##### Raw data #####

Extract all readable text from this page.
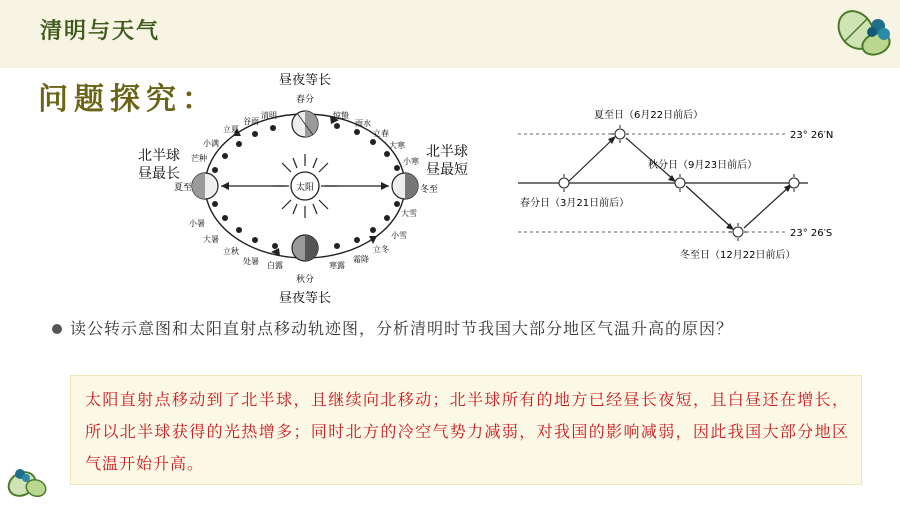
清明与天气
问题探究：
太阳
昼夜等长
春分
昼夜等长
秋分
北半球
昼最长
北半球
昼最短
夏至	冬至
清明
谷雨
立夏
小满
芒种
小暑
大暑
立秋
处暑 白露	寒露
霜降
立冬
小雪
大雪
小寒
大寒
立春
雨水
惊蛰
23° 26′N
23° 26′S
夏至日（6月22日前后）
春分日（3月21日前后）
秋分日（9月23日前后）
冬至日（12月22日前后）
读公转示意图和太阳直射点移动轨迹图，分析清明时节我国大部分地区气温升高的原因？
太阳直射点移动到了北半球，且继续向北移动；北半球所有的地方已经昼长夜短，且白昼还在增长，所以北半球获得的光热增多；同时北方的冷空气势力减弱，对我国的影响减弱，因此我国大部分地区气温开始升高。
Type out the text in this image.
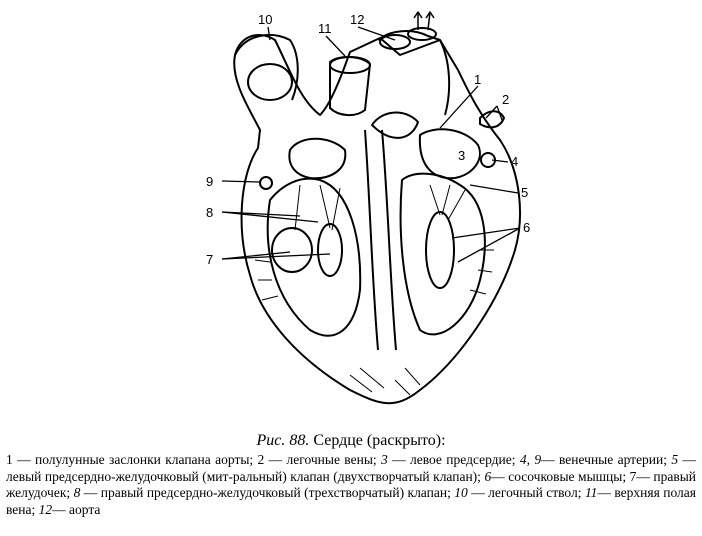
10
11
12
1
2
3	4
5
6
7
8
9
Рис. 88. Сердце (раскрыто):
1 — полулунные заслонки клапана аорты; 2 — легочные вены; 3 — левое предсердие; 4, 9— венечные артерии; 5 — левый предсердно-желудочковый (мит-ральный) клапан (двухстворчатый клапан); 6— сосочковые мышцы; 7— правый желудочек; 8 — правый предсердно-желудочковый (трехстворчатый) клапан; 10 — легочный ствол; 11— верхняя полая вена; 12— аорта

#####

> [Problem description]: Reproduce the material above in full and without alteration, but skip all pictures.

> [Written solution]:
Extract all readable text from this page.
清明与天气
问题探究：
太阳
昼夜等长
春分
昼夜等长
秋分
北半球
昼最长
北半球
昼最短
夏至	冬至
清明
谷雨
立夏
小满
芒种
小暑
大暑
立秋
处暑 白露	寒露
霜降
立冬
小雪
大雪
小寒
大寒
立春
雨水
惊蛰
23° 26′N
23° 26′S
夏至日（6月22日前后）
春分日（3月21日前后）
秋分日（9月23日前后）
冬至日（12月22日前后）
读公转示意图和太阳直射点移动轨迹图，分析清明时节我国大部分地区气温升高的原因？
太阳直射点移动到了北半球，且继续向北移动；北半球所有的地方已经昼长夜短，且白昼还在增长，所以北半球获得的光热增多；同时北方的冷空气势力减弱，对我国的影响减弱，因此我国大部分地区气温开始升高。
Type out the text in this image.
10
11
12
1
2
3	4
5
6
7
8
9
Рис. 88. Сердце (раскрыто):
1 — полулунные заслонки клапана аорты; 2 — легочные вены; 3 — левое предсердие; 4, 9— венечные артерии; 5 — левый предсердно-желудочковый (мит-ральный) клапан (двухстворчатый клапан); 6— сосочковые мышцы; 7— правый желудочек; 8 — правый предсердно-желудочковый (трехстворчатый) клапан; 10 — легочный ствол; 11— верхняя полая вена; 12— аорта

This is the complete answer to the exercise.